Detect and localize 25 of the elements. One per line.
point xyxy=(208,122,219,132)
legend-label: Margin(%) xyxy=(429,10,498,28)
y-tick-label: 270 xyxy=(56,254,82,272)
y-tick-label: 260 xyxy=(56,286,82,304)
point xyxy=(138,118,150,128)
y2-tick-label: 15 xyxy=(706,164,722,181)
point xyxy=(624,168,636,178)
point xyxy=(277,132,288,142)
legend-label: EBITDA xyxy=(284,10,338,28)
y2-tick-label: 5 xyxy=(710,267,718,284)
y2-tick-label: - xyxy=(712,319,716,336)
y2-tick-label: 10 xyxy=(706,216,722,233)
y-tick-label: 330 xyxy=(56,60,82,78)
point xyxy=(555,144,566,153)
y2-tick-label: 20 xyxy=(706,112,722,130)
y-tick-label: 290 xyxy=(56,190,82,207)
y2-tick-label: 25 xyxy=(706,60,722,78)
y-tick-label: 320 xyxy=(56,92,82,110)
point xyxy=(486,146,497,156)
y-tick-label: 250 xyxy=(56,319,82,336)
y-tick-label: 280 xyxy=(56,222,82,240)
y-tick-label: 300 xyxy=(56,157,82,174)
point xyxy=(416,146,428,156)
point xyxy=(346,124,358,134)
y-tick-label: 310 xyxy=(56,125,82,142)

**Opdracht**
Haal alsjeblieft alle regels uit de lijst hierboven en geef ze ongewijzigd weer.

**Resultaat**
Detect and localize 25 of the elements. One per line.
point xyxy=(208,122,219,132)
legend-label: Margin(%) xyxy=(429,10,498,28)
y-tick-label: 270 xyxy=(56,254,82,272)
y-tick-label: 260 xyxy=(56,286,82,304)
point xyxy=(138,118,150,128)
y2-tick-label: 15 xyxy=(706,164,722,181)
point xyxy=(624,168,636,178)
point xyxy=(277,132,288,142)
legend-label: EBITDA xyxy=(284,10,338,28)
y2-tick-label: 5 xyxy=(710,267,718,284)
y2-tick-label: - xyxy=(712,319,716,336)
y2-tick-label: 10 xyxy=(706,216,722,233)
y-tick-label: 330 xyxy=(56,60,82,78)
point xyxy=(555,144,566,153)
y2-tick-label: 20 xyxy=(706,112,722,130)
y-tick-label: 290 xyxy=(56,190,82,207)
y2-tick-label: 25 xyxy=(706,60,722,78)
y-tick-label: 320 xyxy=(56,92,82,110)
point xyxy=(486,146,497,156)
y-tick-label: 250 xyxy=(56,319,82,336)
y-tick-label: 280 xyxy=(56,222,82,240)
y-tick-label: 300 xyxy=(56,157,82,174)
point xyxy=(416,146,428,156)
point xyxy=(346,124,358,134)
y-tick-label: 310 xyxy=(56,125,82,142)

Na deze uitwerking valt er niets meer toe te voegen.